→ PAGE EXTRACT:
.....

Next, define R group information. I used pIC50 and AlogP as SAR information. And other setting is same as original example.

Attach_atom_id is key parameter, it defines where SAR information place.

atom index 0 is dummy methyl group of the template.

radial_scope_setup_R1= {
    'rest_label':"R$_1$", # Label of the atom in the radial scope plot
    'no_wedges':len(rg), # Number of wedges in the Radial scope Plot
    'coverangle_wedges':180, # Degrees of a full circle the Rscope should cover
    'startangle':-30, #Start angle of the Rscope 
    'CMAPINNER':"Blues",  # Colormap of the inner circle. Max value has full color, options see below
    'CMAPOUTER':"RdPu", # Colormap of the outer circle. Max value has full color
    'OUTERLABEL':"pIC50", # Label of the outer circle
    'INNERLABEL':"AlogP", # Label of the inner circle
    'rounding':True, # ENABLE rounding if you want something like >99 
    'rounding_boundary':10,  # cutoff for displaying > 
    'value_groups':rg, # Labels for the outer circle, you can use math using $, any ~ will be interpreted as smiles string
    'attach_atom_id': 0,

Now almost there, type following code.

.....

(Annotated element entries)
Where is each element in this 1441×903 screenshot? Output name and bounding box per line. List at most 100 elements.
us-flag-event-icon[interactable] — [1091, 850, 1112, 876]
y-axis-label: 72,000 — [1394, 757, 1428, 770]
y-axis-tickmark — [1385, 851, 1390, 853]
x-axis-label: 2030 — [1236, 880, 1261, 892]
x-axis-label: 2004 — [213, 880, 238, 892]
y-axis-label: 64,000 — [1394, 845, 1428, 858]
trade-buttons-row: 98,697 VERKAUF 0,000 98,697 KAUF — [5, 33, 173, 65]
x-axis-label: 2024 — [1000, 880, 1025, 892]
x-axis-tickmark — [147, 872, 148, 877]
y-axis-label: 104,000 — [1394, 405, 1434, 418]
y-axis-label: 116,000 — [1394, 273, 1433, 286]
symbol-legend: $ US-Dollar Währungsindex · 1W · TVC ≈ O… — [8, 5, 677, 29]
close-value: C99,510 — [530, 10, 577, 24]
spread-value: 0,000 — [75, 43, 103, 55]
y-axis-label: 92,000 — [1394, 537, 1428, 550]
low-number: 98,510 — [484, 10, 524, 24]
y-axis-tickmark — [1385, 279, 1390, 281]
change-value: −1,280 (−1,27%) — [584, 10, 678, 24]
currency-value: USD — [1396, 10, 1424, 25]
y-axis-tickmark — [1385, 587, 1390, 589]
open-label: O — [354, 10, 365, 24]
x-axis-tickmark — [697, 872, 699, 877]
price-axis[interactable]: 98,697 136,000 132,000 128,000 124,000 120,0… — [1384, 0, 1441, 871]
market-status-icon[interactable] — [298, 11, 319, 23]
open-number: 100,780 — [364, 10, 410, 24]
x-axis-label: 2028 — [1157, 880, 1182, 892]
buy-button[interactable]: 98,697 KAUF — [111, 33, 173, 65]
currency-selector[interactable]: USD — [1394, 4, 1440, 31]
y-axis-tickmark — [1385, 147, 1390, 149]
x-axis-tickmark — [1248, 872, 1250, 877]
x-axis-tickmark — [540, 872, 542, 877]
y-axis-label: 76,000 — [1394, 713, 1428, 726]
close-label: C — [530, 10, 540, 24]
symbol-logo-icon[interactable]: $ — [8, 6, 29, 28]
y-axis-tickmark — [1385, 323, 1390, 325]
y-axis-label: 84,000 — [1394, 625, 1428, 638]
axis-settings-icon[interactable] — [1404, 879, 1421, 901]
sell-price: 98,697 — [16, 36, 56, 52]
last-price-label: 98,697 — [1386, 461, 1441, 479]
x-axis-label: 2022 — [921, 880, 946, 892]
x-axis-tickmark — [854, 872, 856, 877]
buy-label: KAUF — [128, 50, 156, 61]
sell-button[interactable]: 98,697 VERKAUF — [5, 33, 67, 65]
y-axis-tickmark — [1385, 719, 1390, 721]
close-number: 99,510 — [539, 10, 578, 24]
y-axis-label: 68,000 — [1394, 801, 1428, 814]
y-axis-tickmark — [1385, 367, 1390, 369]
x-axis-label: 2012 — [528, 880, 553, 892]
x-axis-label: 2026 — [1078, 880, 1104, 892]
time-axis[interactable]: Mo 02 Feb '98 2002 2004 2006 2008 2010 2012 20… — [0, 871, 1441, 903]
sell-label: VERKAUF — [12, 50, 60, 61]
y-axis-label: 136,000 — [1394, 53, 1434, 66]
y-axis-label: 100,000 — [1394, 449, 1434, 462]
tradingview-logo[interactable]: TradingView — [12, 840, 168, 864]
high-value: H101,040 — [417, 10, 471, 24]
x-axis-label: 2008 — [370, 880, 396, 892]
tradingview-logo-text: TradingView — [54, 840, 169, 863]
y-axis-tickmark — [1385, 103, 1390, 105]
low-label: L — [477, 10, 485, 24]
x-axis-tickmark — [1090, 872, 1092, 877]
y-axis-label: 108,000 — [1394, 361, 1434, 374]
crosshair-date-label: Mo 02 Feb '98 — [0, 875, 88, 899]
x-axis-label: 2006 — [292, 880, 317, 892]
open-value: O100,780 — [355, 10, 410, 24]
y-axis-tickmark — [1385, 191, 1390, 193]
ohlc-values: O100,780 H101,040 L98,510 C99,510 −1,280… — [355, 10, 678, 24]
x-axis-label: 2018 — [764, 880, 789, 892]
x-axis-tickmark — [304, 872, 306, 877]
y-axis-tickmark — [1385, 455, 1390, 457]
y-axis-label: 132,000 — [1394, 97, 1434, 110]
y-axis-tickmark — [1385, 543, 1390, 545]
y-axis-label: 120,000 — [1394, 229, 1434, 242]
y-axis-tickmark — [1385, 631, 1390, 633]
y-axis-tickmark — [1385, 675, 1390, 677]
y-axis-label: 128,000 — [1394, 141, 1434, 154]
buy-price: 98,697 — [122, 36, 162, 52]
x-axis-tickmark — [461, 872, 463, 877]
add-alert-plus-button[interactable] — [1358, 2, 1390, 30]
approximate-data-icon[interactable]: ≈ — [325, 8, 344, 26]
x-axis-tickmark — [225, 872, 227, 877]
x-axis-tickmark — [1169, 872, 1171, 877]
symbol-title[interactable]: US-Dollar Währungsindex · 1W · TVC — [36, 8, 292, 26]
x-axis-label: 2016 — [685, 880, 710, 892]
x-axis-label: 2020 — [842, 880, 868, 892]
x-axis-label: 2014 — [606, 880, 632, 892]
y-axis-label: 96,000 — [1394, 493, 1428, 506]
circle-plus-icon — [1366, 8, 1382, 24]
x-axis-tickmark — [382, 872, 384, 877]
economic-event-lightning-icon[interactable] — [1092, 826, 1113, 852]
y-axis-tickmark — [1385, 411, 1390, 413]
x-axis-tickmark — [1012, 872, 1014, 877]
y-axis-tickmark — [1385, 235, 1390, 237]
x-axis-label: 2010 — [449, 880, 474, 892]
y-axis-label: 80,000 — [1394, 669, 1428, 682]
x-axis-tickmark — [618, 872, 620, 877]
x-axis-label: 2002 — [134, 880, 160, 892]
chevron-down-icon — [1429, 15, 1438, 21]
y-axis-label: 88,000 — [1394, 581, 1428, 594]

.....

→ WHAT TO DO:
**A)** Transcribe the passage on defining R group information for the radial scope plot in full, without any alteration.
**B)** Format the records as a numbered list, beginning at their first line and stopping after the line that contains "x-axis-tickmark — [1248, 872, 1250, 877]", with blank lines omitted.

→ THE REPLIES:
**A)**
Next, define R group information. I used pIC50 and AlogP as SAR information. And other setting is same as original example.

Attach_atom_id is key parameter, it defines where SAR information place.

atom index 0 is dummy methyl group of the template.

radial_scope_setup_R1= {
    'rest_label':"R$_1$", # Label of the atom in the radial scope plot
    'no_wedges':len(rg), # Number of wedges in the Radial scope Plot
    'coverangle_wedges':180, # Degrees of a full circle the Rscope should cover
    'startangle':-30, #Start angle of the Rscope 
    'CMAPINNER':"Blues",  # Colormap of the inner circle. Max value has full color, options see below
    'CMAPOUTER':"RdPu", # Colormap of the outer circle. Max value has full color
    'OUTERLABEL':"pIC50", # Label of the outer circle
    'INNERLABEL':"AlogP", # Label of the inner circle
    'rounding':True, # ENABLE rounding if you want something like >99 
    'rounding_boundary':10,  # cutoff for displaying > 
    'value_groups':rg, # Labels for the outer circle, you can use math using $, any ~ will be interpreted as smiles string
    'attach_atom_id': 0,

Now almost there, type following code.

**B)**
1. Where is each element in this 1441×903 screenshot? Output name and bounding box per line. List at most 100 elements.
2. us-flag-event-icon[interactable] — [1091, 850, 1112, 876]
3. y-axis-label: 72,000 — [1394, 757, 1428, 770]
4. y-axis-tickmark — [1385, 851, 1390, 853]
5. x-axis-label: 2030 — [1236, 880, 1261, 892]
6. x-axis-label: 2004 — [213, 880, 238, 892]
7. y-axis-label: 64,000 — [1394, 845, 1428, 858]
8. trade-buttons-row: 98,697 VERKAUF 0,000 98,697 KAUF — [5, 33, 173, 65]
9. x-axis-label: 2024 — [1000, 880, 1025, 892]
10. x-axis-tickmark — [147, 872, 148, 877]
11. y-axis-label: 104,000 — [1394, 405, 1434, 418]
12. y-axis-label: 116,000 — [1394, 273, 1433, 286]
13. symbol-legend: $ US-Dollar Währungsindex · 1W · TVC ≈ O… — [8, 5, 677, 29]
14. close-value: C99,510 — [530, 10, 577, 24]
15. spread-value: 0,000 — [75, 43, 103, 55]
16. y-axis-label: 92,000 — [1394, 537, 1428, 550]
17. low-number: 98,510 — [484, 10, 524, 24]
18. y-axis-tickmark — [1385, 279, 1390, 281]
19. change-value: −1,280 (−1,27%) — [584, 10, 678, 24]
20. currency-value: USD — [1396, 10, 1424, 25]
21. y-axis-tickmark — [1385, 587, 1390, 589]
22. open-label: O — [354, 10, 365, 24]
23. x-axis-tickmark — [697, 872, 699, 877]
24. price-axis[interactable]: 98,697 136,000 132,000 128,000 124,000 120,0… — [1384, 0, 1441, 871]
25. market-status-icon[interactable] — [298, 11, 319, 23]
26. open-number: 100,780 — [364, 10, 410, 24]
27. x-axis-label: 2028 — [1157, 880, 1182, 892]
28. buy-button[interactable]: 98,697 KAUF — [111, 33, 173, 65]
29. currency-selector[interactable]: USD — [1394, 4, 1440, 31]
30. y-axis-tickmark — [1385, 147, 1390, 149]
31. x-axis-tickmark — [1248, 872, 1250, 877]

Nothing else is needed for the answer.